Exercise details:
For the data below, work out how many lines contain the word "SRMTID" and supply only that number.

Data shown:
▬▬▬

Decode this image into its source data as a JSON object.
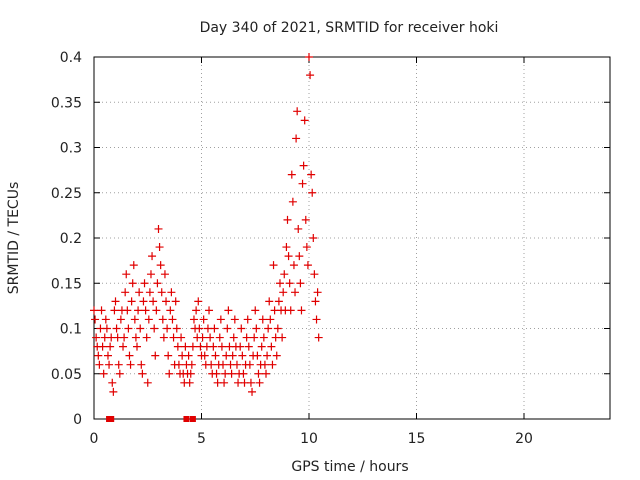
{
  "chart_data": {
    "type": "scatter",
    "title": "Day 340 of 2021, SRMTID for receiver hoki",
    "xlabel": "GPS time / hours",
    "ylabel": "SRMTID / TECUs",
    "xlim": [
      0,
      24
    ],
    "ylim": [
      0,
      0.4
    ],
    "xticks": [
      0,
      5,
      10,
      15,
      20
    ],
    "xtick_labels": [
      "0",
      "5",
      "10",
      "15",
      "20"
    ],
    "yticks": [
      0,
      0.05,
      0.1,
      0.15,
      0.2,
      0.25,
      0.3,
      0.35,
      0.4
    ],
    "ytick_labels": [
      "0",
      "0.05",
      "0.1",
      "0.15",
      "0.2",
      "0.25",
      "0.3",
      "0.35",
      "0.4"
    ],
    "grid": true,
    "marker": "+",
    "color": "#e00000",
    "zero_markers": [
      0.7,
      0.8,
      4.3,
      4.6
    ],
    "series": [
      {
        "name": "SRMTID",
        "points": [
          [
            0.0,
            0.12
          ],
          [
            0.05,
            0.11
          ],
          [
            0.1,
            0.09
          ],
          [
            0.15,
            0.08
          ],
          [
            0.2,
            0.07
          ],
          [
            0.25,
            0.06
          ],
          [
            0.3,
            0.1
          ],
          [
            0.35,
            0.12
          ],
          [
            0.4,
            0.08
          ],
          [
            0.45,
            0.05
          ],
          [
            0.5,
            0.09
          ],
          [
            0.55,
            0.11
          ],
          [
            0.6,
            0.1
          ],
          [
            0.65,
            0.07
          ],
          [
            0.7,
            0.06
          ],
          [
            0.75,
            0.08
          ],
          [
            0.8,
            0.09
          ],
          [
            0.85,
            0.04
          ],
          [
            0.9,
            0.03
          ],
          [
            0.95,
            0.12
          ],
          [
            1.0,
            0.13
          ],
          [
            1.05,
            0.1
          ],
          [
            1.1,
            0.09
          ],
          [
            1.15,
            0.06
          ],
          [
            1.2,
            0.05
          ],
          [
            1.25,
            0.11
          ],
          [
            1.3,
            0.12
          ],
          [
            1.35,
            0.08
          ],
          [
            1.4,
            0.09
          ],
          [
            1.45,
            0.14
          ],
          [
            1.5,
            0.16
          ],
          [
            1.55,
            0.12
          ],
          [
            1.6,
            0.1
          ],
          [
            1.65,
            0.07
          ],
          [
            1.7,
            0.06
          ],
          [
            1.75,
            0.13
          ],
          [
            1.8,
            0.15
          ],
          [
            1.85,
            0.17
          ],
          [
            1.9,
            0.11
          ],
          [
            1.95,
            0.09
          ],
          [
            2.0,
            0.08
          ],
          [
            2.05,
            0.12
          ],
          [
            2.1,
            0.14
          ],
          [
            2.15,
            0.1
          ],
          [
            2.2,
            0.06
          ],
          [
            2.25,
            0.05
          ],
          [
            2.3,
            0.13
          ],
          [
            2.35,
            0.15
          ],
          [
            2.4,
            0.12
          ],
          [
            2.45,
            0.09
          ],
          [
            2.5,
            0.04
          ],
          [
            2.55,
            0.11
          ],
          [
            2.6,
            0.14
          ],
          [
            2.65,
            0.16
          ],
          [
            2.7,
            0.18
          ],
          [
            2.75,
            0.13
          ],
          [
            2.8,
            0.1
          ],
          [
            2.85,
            0.07
          ],
          [
            2.9,
            0.12
          ],
          [
            2.95,
            0.15
          ],
          [
            3.0,
            0.21
          ],
          [
            3.05,
            0.19
          ],
          [
            3.1,
            0.17
          ],
          [
            3.15,
            0.14
          ],
          [
            3.2,
            0.11
          ],
          [
            3.25,
            0.09
          ],
          [
            3.3,
            0.16
          ],
          [
            3.35,
            0.13
          ],
          [
            3.4,
            0.1
          ],
          [
            3.45,
            0.07
          ],
          [
            3.5,
            0.05
          ],
          [
            3.55,
            0.12
          ],
          [
            3.6,
            0.14
          ],
          [
            3.65,
            0.11
          ],
          [
            3.7,
            0.09
          ],
          [
            3.75,
            0.06
          ],
          [
            3.8,
            0.13
          ],
          [
            3.85,
            0.1
          ],
          [
            3.9,
            0.08
          ],
          [
            3.95,
            0.06
          ],
          [
            4.0,
            0.05
          ],
          [
            4.05,
            0.09
          ],
          [
            4.1,
            0.07
          ],
          [
            4.15,
            0.05
          ],
          [
            4.2,
            0.04
          ],
          [
            4.25,
            0.08
          ],
          [
            4.3,
            0.06
          ],
          [
            4.35,
            0.05
          ],
          [
            4.4,
            0.07
          ],
          [
            4.45,
            0.04
          ],
          [
            4.5,
            0.05
          ],
          [
            4.55,
            0.06
          ],
          [
            4.6,
            0.08
          ],
          [
            4.65,
            0.11
          ],
          [
            4.7,
            0.1
          ],
          [
            4.75,
            0.12
          ],
          [
            4.8,
            0.09
          ],
          [
            4.85,
            0.13
          ],
          [
            4.9,
            0.1
          ],
          [
            4.95,
            0.08
          ],
          [
            5.0,
            0.07
          ],
          [
            5.05,
            0.09
          ],
          [
            5.1,
            0.11
          ],
          [
            5.15,
            0.07
          ],
          [
            5.2,
            0.06
          ],
          [
            5.25,
            0.08
          ],
          [
            5.3,
            0.1
          ],
          [
            5.35,
            0.12
          ],
          [
            5.4,
            0.09
          ],
          [
            5.45,
            0.06
          ],
          [
            5.5,
            0.05
          ],
          [
            5.55,
            0.08
          ],
          [
            5.6,
            0.1
          ],
          [
            5.65,
            0.07
          ],
          [
            5.7,
            0.05
          ],
          [
            5.75,
            0.04
          ],
          [
            5.8,
            0.06
          ],
          [
            5.85,
            0.09
          ],
          [
            5.9,
            0.11
          ],
          [
            5.95,
            0.08
          ],
          [
            6.0,
            0.06
          ],
          [
            6.05,
            0.04
          ],
          [
            6.1,
            0.05
          ],
          [
            6.15,
            0.07
          ],
          [
            6.2,
            0.1
          ],
          [
            6.25,
            0.12
          ],
          [
            6.3,
            0.08
          ],
          [
            6.35,
            0.06
          ],
          [
            6.4,
            0.05
          ],
          [
            6.45,
            0.07
          ],
          [
            6.5,
            0.09
          ],
          [
            6.55,
            0.11
          ],
          [
            6.6,
            0.08
          ],
          [
            6.65,
            0.06
          ],
          [
            6.7,
            0.04
          ],
          [
            6.75,
            0.05
          ],
          [
            6.8,
            0.08
          ],
          [
            6.85,
            0.1
          ],
          [
            6.9,
            0.07
          ],
          [
            6.95,
            0.05
          ],
          [
            7.0,
            0.04
          ],
          [
            7.05,
            0.06
          ],
          [
            7.1,
            0.09
          ],
          [
            7.15,
            0.11
          ],
          [
            7.2,
            0.08
          ],
          [
            7.25,
            0.06
          ],
          [
            7.3,
            0.04
          ],
          [
            7.35,
            0.03
          ],
          [
            7.4,
            0.07
          ],
          [
            7.45,
            0.09
          ],
          [
            7.5,
            0.12
          ],
          [
            7.55,
            0.1
          ],
          [
            7.6,
            0.07
          ],
          [
            7.65,
            0.05
          ],
          [
            7.7,
            0.04
          ],
          [
            7.75,
            0.06
          ],
          [
            7.8,
            0.08
          ],
          [
            7.85,
            0.11
          ],
          [
            7.9,
            0.09
          ],
          [
            7.95,
            0.06
          ],
          [
            8.0,
            0.05
          ],
          [
            8.05,
            0.07
          ],
          [
            8.1,
            0.1
          ],
          [
            8.15,
            0.13
          ],
          [
            8.2,
            0.11
          ],
          [
            8.25,
            0.08
          ],
          [
            8.3,
            0.06
          ],
          [
            8.35,
            0.17
          ],
          [
            8.4,
            0.12
          ],
          [
            8.45,
            0.09
          ],
          [
            8.5,
            0.07
          ],
          [
            8.55,
            0.1
          ],
          [
            8.6,
            0.13
          ],
          [
            8.65,
            0.15
          ],
          [
            8.7,
            0.12
          ],
          [
            8.75,
            0.09
          ],
          [
            8.8,
            0.14
          ],
          [
            8.85,
            0.16
          ],
          [
            8.9,
            0.12
          ],
          [
            8.95,
            0.19
          ],
          [
            9.0,
            0.22
          ],
          [
            9.05,
            0.18
          ],
          [
            9.1,
            0.15
          ],
          [
            9.15,
            0.12
          ],
          [
            9.2,
            0.27
          ],
          [
            9.25,
            0.24
          ],
          [
            9.3,
            0.17
          ],
          [
            9.35,
            0.14
          ],
          [
            9.4,
            0.31
          ],
          [
            9.45,
            0.34
          ],
          [
            9.5,
            0.21
          ],
          [
            9.55,
            0.18
          ],
          [
            9.6,
            0.15
          ],
          [
            9.65,
            0.12
          ],
          [
            9.7,
            0.26
          ],
          [
            9.75,
            0.28
          ],
          [
            9.8,
            0.33
          ],
          [
            9.85,
            0.22
          ],
          [
            9.9,
            0.19
          ],
          [
            9.95,
            0.17
          ],
          [
            10.0,
            0.4
          ],
          [
            10.05,
            0.38
          ],
          [
            10.1,
            0.27
          ],
          [
            10.15,
            0.25
          ],
          [
            10.2,
            0.2
          ],
          [
            10.25,
            0.16
          ],
          [
            10.3,
            0.13
          ],
          [
            10.35,
            0.11
          ],
          [
            10.4,
            0.14
          ],
          [
            10.45,
            0.09
          ]
        ]
      }
    ]
  }
}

▬▬▬

Answer below:
3